───── Data provided
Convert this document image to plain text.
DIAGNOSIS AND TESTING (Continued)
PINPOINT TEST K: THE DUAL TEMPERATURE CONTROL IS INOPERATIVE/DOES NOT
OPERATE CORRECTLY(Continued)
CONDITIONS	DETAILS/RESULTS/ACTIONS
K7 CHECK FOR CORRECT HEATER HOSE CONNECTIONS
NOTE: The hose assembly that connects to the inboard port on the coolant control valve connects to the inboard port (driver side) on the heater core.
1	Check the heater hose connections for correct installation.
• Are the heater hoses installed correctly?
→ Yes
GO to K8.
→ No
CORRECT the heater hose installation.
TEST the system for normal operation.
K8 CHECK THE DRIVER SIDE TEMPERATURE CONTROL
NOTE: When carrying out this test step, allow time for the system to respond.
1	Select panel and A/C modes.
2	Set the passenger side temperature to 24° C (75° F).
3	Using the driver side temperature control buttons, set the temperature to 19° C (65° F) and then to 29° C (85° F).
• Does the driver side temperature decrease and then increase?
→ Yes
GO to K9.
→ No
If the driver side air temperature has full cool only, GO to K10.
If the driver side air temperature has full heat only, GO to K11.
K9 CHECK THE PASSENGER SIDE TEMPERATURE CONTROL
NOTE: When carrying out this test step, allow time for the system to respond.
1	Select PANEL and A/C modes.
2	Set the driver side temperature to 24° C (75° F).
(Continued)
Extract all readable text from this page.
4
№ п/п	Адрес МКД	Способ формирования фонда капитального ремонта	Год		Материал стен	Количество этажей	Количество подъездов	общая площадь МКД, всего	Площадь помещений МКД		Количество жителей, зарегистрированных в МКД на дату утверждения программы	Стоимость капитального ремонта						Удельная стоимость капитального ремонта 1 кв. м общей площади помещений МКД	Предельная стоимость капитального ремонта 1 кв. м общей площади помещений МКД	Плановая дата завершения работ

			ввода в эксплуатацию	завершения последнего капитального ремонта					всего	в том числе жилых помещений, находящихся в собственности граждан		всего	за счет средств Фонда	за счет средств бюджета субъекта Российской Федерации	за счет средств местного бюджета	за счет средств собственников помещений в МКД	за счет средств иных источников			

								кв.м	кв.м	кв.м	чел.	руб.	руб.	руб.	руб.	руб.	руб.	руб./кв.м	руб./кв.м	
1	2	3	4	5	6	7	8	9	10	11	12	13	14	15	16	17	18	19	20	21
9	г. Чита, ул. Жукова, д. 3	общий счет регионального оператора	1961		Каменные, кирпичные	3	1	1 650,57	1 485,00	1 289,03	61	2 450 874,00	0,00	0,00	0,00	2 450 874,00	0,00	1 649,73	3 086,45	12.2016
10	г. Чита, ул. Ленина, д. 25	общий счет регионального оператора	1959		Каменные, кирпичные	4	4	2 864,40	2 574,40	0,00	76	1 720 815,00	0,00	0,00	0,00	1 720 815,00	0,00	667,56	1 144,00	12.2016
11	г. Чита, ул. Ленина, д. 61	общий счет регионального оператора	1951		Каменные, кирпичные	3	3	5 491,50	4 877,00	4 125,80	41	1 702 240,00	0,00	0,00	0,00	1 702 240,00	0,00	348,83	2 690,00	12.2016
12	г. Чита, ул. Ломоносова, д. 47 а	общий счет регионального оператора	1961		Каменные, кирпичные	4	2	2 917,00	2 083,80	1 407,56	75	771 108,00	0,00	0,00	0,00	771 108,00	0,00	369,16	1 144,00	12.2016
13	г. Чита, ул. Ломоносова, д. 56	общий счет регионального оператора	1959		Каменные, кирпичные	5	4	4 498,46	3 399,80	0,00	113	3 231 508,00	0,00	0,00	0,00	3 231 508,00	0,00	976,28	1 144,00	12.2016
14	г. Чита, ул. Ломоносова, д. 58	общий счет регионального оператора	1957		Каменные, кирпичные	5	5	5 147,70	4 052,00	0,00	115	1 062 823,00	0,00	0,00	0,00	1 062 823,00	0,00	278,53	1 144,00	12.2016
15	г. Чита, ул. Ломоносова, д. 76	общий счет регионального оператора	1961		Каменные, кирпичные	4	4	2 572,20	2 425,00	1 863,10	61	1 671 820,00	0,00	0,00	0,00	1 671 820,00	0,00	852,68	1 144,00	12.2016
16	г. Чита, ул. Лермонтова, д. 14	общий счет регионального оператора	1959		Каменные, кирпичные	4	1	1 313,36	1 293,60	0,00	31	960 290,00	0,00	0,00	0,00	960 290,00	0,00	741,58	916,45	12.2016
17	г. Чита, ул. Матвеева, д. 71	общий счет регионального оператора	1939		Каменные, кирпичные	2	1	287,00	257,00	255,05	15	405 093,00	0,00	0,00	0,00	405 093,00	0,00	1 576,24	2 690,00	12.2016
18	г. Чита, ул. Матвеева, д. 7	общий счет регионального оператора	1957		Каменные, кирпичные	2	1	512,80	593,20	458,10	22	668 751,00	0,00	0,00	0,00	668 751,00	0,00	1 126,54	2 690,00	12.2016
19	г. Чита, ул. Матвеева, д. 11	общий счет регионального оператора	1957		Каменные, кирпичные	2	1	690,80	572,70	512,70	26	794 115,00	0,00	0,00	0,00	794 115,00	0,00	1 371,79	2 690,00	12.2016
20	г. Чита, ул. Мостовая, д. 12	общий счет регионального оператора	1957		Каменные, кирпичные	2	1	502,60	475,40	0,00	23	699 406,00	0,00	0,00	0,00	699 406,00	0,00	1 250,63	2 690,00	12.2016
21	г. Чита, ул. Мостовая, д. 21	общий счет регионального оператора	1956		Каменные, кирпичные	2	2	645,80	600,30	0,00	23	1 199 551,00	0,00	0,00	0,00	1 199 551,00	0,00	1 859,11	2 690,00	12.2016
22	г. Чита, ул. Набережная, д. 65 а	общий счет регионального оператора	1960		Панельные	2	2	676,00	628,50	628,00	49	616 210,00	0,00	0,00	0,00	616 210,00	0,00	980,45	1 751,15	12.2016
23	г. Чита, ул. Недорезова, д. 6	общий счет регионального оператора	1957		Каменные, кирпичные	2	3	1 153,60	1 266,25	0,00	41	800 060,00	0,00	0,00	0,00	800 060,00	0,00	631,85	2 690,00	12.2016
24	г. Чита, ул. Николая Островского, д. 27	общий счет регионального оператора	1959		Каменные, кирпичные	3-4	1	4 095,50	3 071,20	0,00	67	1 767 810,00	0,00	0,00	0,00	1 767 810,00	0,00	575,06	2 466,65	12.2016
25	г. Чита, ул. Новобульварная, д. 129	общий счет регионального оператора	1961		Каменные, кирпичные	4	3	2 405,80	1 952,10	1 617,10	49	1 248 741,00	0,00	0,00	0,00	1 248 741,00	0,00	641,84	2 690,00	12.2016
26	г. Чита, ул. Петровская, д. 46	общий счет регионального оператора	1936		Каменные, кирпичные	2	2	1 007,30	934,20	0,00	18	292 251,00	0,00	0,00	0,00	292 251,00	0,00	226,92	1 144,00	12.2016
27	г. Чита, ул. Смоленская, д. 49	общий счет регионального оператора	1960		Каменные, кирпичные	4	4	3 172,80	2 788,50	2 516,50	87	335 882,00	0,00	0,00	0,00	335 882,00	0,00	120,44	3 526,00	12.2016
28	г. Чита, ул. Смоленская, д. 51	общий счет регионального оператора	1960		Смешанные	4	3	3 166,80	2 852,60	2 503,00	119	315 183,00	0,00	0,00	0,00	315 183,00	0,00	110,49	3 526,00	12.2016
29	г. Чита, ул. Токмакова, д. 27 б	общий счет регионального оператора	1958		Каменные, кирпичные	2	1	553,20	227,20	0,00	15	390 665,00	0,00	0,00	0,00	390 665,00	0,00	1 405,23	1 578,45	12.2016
──────────
■ Do this
Each line of the listing should be echoed back exactly.

■ The answer
Convert this document image to plain text.
DIAGNOSIS AND TESTING (Continued)
PINPOINT TEST K: THE DUAL TEMPERATURE CONTROL IS INOPERATIVE/DOES NOT
OPERATE CORRECTLY(Continued)
CONDITIONS	DETAILS/RESULTS/ACTIONS
K7 CHECK FOR CORRECT HEATER HOSE CONNECTIONS
NOTE: The hose assembly that connects to the inboard port on the coolant control valve connects to the inboard port (driver side) on the heater core.
1	Check the heater hose connections for correct installation.
• Are the heater hoses installed correctly?
→ Yes
GO to K8.
→ No
CORRECT the heater hose installation.
TEST the system for normal operation.
K8 CHECK THE DRIVER SIDE TEMPERATURE CONTROL
NOTE: When carrying out this test step, allow time for the system to respond.
1	Select panel and A/C modes.
2	Set the passenger side temperature to 24° C (75° F).
3	Using the driver side temperature control buttons, set the temperature to 19° C (65° F) and then to 29° C (85° F).
• Does the driver side temperature decrease and then increase?
→ Yes
GO to K9.
→ No
If the driver side air temperature has full cool only, GO to K10.
If the driver side air temperature has full heat only, GO to K11.
K9 CHECK THE PASSENGER SIDE TEMPERATURE CONTROL
NOTE: When carrying out this test step, allow time for the system to respond.
1	Select PANEL and A/C modes.
2	Set the driver side temperature to 24° C (75° F).
(Continued)
Extract all readable text from this page.
4
№ п/п	Адрес МКД	Способ формирования фонда капитального ремонта	Год		Материал стен	Количество этажей	Количество подъездов	общая площадь МКД, всего	Площадь помещений МКД		Количество жителей, зарегистрированных в МКД на дату утверждения программы	Стоимость капитального ремонта						Удельная стоимость капитального ремонта 1 кв. м общей площади помещений МКД	Предельная стоимость капитального ремонта 1 кв. м общей площади помещений МКД	Плановая дата завершения работ

			ввода в эксплуатацию	завершения последнего капитального ремонта					всего	в том числе жилых помещений, находящихся в собственности граждан		всего	за счет средств Фонда	за счет средств бюджета субъекта Российской Федерации	за счет средств местного бюджета	за счет средств собственников помещений в МКД	за счет средств иных источников			

								кв.м	кв.м	кв.м	чел.	руб.	руб.	руб.	руб.	руб.	руб.	руб./кв.м	руб./кв.м	
1	2	3	4	5	6	7	8	9	10	11	12	13	14	15	16	17	18	19	20	21
9	г. Чита, ул. Жукова, д. 3	общий счет регионального оператора	1961		Каменные, кирпичные	3	1	1 650,57	1 485,00	1 289,03	61	2 450 874,00	0,00	0,00	0,00	2 450 874,00	0,00	1 649,73	3 086,45	12.2016
10	г. Чита, ул. Ленина, д. 25	общий счет регионального оператора	1959		Каменные, кирпичные	4	4	2 864,40	2 574,40	0,00	76	1 720 815,00	0,00	0,00	0,00	1 720 815,00	0,00	667,56	1 144,00	12.2016
11	г. Чита, ул. Ленина, д. 61	общий счет регионального оператора	1951		Каменные, кирпичные	3	3	5 491,50	4 877,00	4 125,80	41	1 702 240,00	0,00	0,00	0,00	1 702 240,00	0,00	348,83	2 690,00	12.2016
12	г. Чита, ул. Ломоносова, д. 47 а	общий счет регионального оператора	1961		Каменные, кирпичные	4	2	2 917,00	2 083,80	1 407,56	75	771 108,00	0,00	0,00	0,00	771 108,00	0,00	369,16	1 144,00	12.2016
13	г. Чита, ул. Ломоносова, д. 56	общий счет регионального оператора	1959		Каменные, кирпичные	5	4	4 498,46	3 399,80	0,00	113	3 231 508,00	0,00	0,00	0,00	3 231 508,00	0,00	976,28	1 144,00	12.2016
14	г. Чита, ул. Ломоносова, д. 58	общий счет регионального оператора	1957		Каменные, кирпичные	5	5	5 147,70	4 052,00	0,00	115	1 062 823,00	0,00	0,00	0,00	1 062 823,00	0,00	278,53	1 144,00	12.2016
15	г. Чита, ул. Ломоносова, д. 76	общий счет регионального оператора	1961		Каменные, кирпичные	4	4	2 572,20	2 425,00	1 863,10	61	1 671 820,00	0,00	0,00	0,00	1 671 820,00	0,00	852,68	1 144,00	12.2016
16	г. Чита, ул. Лермонтова, д. 14	общий счет регионального оператора	1959		Каменные, кирпичные	4	1	1 313,36	1 293,60	0,00	31	960 290,00	0,00	0,00	0,00	960 290,00	0,00	741,58	916,45	12.2016
17	г. Чита, ул. Матвеева, д. 71	общий счет регионального оператора	1939		Каменные, кирпичные	2	1	287,00	257,00	255,05	15	405 093,00	0,00	0,00	0,00	405 093,00	0,00	1 576,24	2 690,00	12.2016
18	г. Чита, ул. Матвеева, д. 7	общий счет регионального оператора	1957		Каменные, кирпичные	2	1	512,80	593,20	458,10	22	668 751,00	0,00	0,00	0,00	668 751,00	0,00	1 126,54	2 690,00	12.2016
19	г. Чита, ул. Матвеева, д. 11	общий счет регионального оператора	1957		Каменные, кирпичные	2	1	690,80	572,70	512,70	26	794 115,00	0,00	0,00	0,00	794 115,00	0,00	1 371,79	2 690,00	12.2016
20	г. Чита, ул. Мостовая, д. 12	общий счет регионального оператора	1957		Каменные, кирпичные	2	1	502,60	475,40	0,00	23	699 406,00	0,00	0,00	0,00	699 406,00	0,00	1 250,63	2 690,00	12.2016
21	г. Чита, ул. Мостовая, д. 21	общий счет регионального оператора	1956		Каменные, кирпичные	2	2	645,80	600,30	0,00	23	1 199 551,00	0,00	0,00	0,00	1 199 551,00	0,00	1 859,11	2 690,00	12.2016
22	г. Чита, ул. Набережная, д. 65 а	общий счет регионального оператора	1960		Панельные	2	2	676,00	628,50	628,00	49	616 210,00	0,00	0,00	0,00	616 210,00	0,00	980,45	1 751,15	12.2016
23	г. Чита, ул. Недорезова, д. 6	общий счет регионального оператора	1957		Каменные, кирпичные	2	3	1 153,60	1 266,25	0,00	41	800 060,00	0,00	0,00	0,00	800 060,00	0,00	631,85	2 690,00	12.2016
24	г. Чита, ул. Николая Островского, д. 27	общий счет регионального оператора	1959		Каменные, кирпичные	3-4	1	4 095,50	3 071,20	0,00	67	1 767 810,00	0,00	0,00	0,00	1 767 810,00	0,00	575,06	2 466,65	12.2016
25	г. Чита, ул. Новобульварная, д. 129	общий счет регионального оператора	1961		Каменные, кирпичные	4	3	2 405,80	1 952,10	1 617,10	49	1 248 741,00	0,00	0,00	0,00	1 248 741,00	0,00	641,84	2 690,00	12.2016
26	г. Чита, ул. Петровская, д. 46	общий счет регионального оператора	1936		Каменные, кирпичные	2	2	1 007,30	934,20	0,00	18	292 251,00	0,00	0,00	0,00	292 251,00	0,00	226,92	1 144,00	12.2016
27	г. Чита, ул. Смоленская, д. 49	общий счет регионального оператора	1960		Каменные, кирпичные	4	4	3 172,80	2 788,50	2 516,50	87	335 882,00	0,00	0,00	0,00	335 882,00	0,00	120,44	3 526,00	12.2016
28	г. Чита, ул. Смоленская, д. 51	общий счет регионального оператора	1960		Смешанные	4	3	3 166,80	2 852,60	2 503,00	119	315 183,00	0,00	0,00	0,00	315 183,00	0,00	110,49	3 526,00	12.2016
29	г. Чита, ул. Токмакова, д. 27 б	общий счет регионального оператора	1958		Каменные, кирпичные	2	1	553,20	227,20	0,00	15	390 665,00	0,00	0,00	0,00	390 665,00	0,00	1 405,23	1 578,45	12.2016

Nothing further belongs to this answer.